++++ SUPPLIED ENTRIES

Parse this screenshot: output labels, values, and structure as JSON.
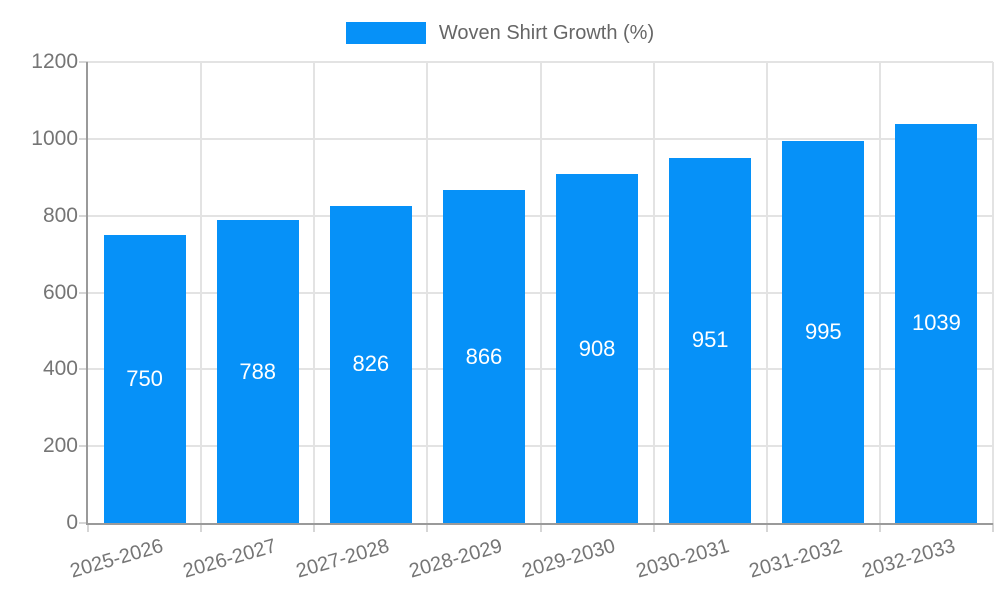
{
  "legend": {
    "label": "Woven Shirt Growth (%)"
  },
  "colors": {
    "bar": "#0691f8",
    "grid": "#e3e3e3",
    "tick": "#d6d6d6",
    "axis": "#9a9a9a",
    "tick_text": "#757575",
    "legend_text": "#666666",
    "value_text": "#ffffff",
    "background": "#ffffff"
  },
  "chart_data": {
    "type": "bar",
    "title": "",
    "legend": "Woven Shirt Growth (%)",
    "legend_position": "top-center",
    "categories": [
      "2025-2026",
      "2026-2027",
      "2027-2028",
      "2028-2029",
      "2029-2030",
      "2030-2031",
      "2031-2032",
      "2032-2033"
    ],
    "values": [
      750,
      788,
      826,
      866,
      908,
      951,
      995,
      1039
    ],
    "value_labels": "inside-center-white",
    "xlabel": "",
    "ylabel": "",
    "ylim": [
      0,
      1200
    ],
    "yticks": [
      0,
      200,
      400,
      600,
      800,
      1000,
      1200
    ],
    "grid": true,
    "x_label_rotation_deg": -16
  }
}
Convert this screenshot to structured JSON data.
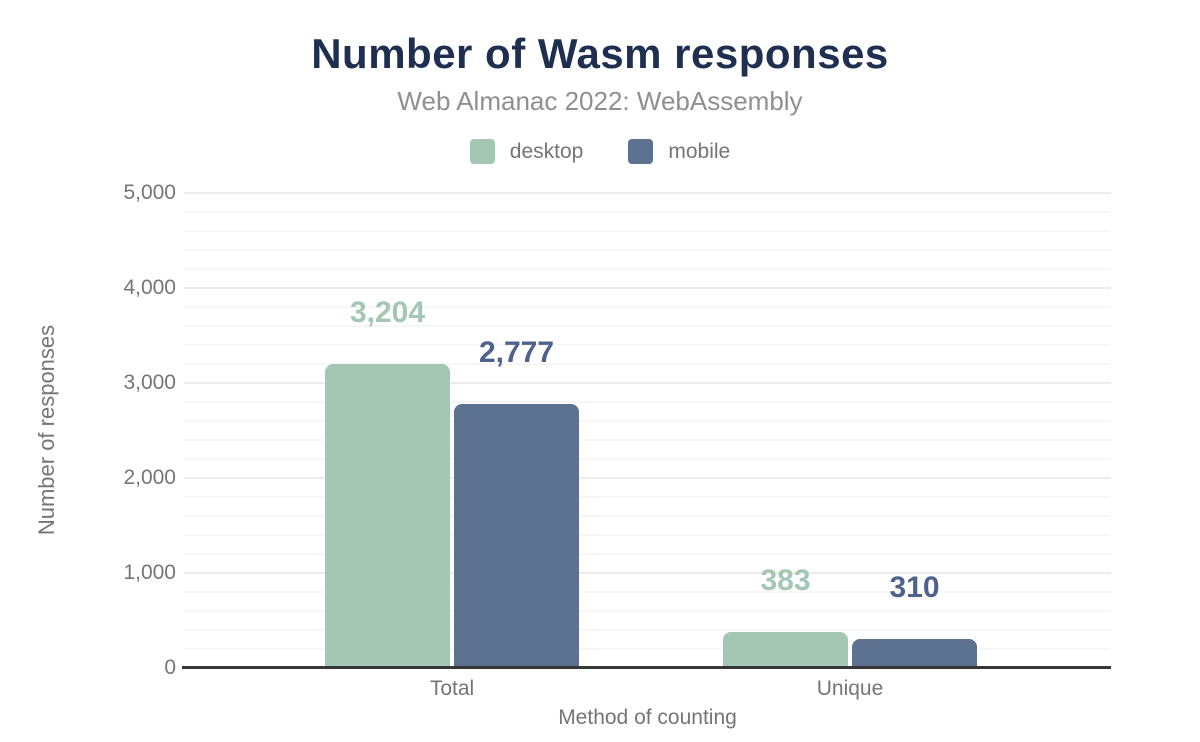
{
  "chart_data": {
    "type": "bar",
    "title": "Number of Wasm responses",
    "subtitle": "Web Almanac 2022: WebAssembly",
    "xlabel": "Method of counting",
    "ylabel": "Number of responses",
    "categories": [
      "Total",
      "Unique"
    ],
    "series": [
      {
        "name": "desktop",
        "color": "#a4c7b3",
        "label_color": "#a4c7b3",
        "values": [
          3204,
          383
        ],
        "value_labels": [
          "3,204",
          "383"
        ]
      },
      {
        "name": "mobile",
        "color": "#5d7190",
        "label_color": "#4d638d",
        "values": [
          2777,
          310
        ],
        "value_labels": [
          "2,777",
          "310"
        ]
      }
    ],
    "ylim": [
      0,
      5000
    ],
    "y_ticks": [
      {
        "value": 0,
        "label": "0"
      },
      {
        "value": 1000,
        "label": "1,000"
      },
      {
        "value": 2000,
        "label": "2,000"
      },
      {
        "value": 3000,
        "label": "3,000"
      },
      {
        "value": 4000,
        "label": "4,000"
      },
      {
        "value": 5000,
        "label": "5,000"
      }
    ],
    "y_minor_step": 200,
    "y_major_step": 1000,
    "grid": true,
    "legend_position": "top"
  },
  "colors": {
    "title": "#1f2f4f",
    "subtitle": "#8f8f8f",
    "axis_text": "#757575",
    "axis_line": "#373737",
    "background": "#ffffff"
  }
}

++++++++

**WRITTEN PROBLEM**
The listing above needs to be output again exactly. Don't include the pictures.

**WRITTEN SOLUTION**
Parse this screenshot: output labels, values, and structure as JSON.
{
  "legend": {
    "label": "Woven Shirt Growth (%)"
  },
  "colors": {
    "bar": "#0691f8",
    "grid": "#e3e3e3",
    "tick": "#d6d6d6",
    "axis": "#9a9a9a",
    "tick_text": "#757575",
    "legend_text": "#666666",
    "value_text": "#ffffff",
    "background": "#ffffff"
  },
  "chart_data": {
    "type": "bar",
    "title": "",
    "legend": "Woven Shirt Growth (%)",
    "legend_position": "top-center",
    "categories": [
      "2025-2026",
      "2026-2027",
      "2027-2028",
      "2028-2029",
      "2029-2030",
      "2030-2031",
      "2031-2032",
      "2032-2033"
    ],
    "values": [
      750,
      788,
      826,
      866,
      908,
      951,
      995,
      1039
    ],
    "value_labels": "inside-center-white",
    "xlabel": "",
    "ylabel": "",
    "ylim": [
      0,
      1200
    ],
    "yticks": [
      0,
      200,
      400,
      600,
      800,
      1000,
      1200
    ],
    "grid": true,
    "x_label_rotation_deg": -16
  }
}
Convert this screenshot to structured JSON data.
{
  "chart_data": {
    "type": "bar",
    "title": "Number of Wasm responses",
    "subtitle": "Web Almanac 2022: WebAssembly",
    "xlabel": "Method of counting",
    "ylabel": "Number of responses",
    "categories": [
      "Total",
      "Unique"
    ],
    "series": [
      {
        "name": "desktop",
        "color": "#a4c7b3",
        "label_color": "#a4c7b3",
        "values": [
          3204,
          383
        ],
        "value_labels": [
          "3,204",
          "383"
        ]
      },
      {
        "name": "mobile",
        "color": "#5d7190",
        "label_color": "#4d638d",
        "values": [
          2777,
          310
        ],
        "value_labels": [
          "2,777",
          "310"
        ]
      }
    ],
    "ylim": [
      0,
      5000
    ],
    "y_ticks": [
      {
        "value": 0,
        "label": "0"
      },
      {
        "value": 1000,
        "label": "1,000"
      },
      {
        "value": 2000,
        "label": "2,000"
      },
      {
        "value": 3000,
        "label": "3,000"
      },
      {
        "value": 4000,
        "label": "4,000"
      },
      {
        "value": 5000,
        "label": "5,000"
      }
    ],
    "y_minor_step": 200,
    "y_major_step": 1000,
    "grid": true,
    "legend_position": "top"
  },
  "colors": {
    "title": "#1f2f4f",
    "subtitle": "#8f8f8f",
    "axis_text": "#757575",
    "axis_line": "#373737",
    "background": "#ffffff"
  }
}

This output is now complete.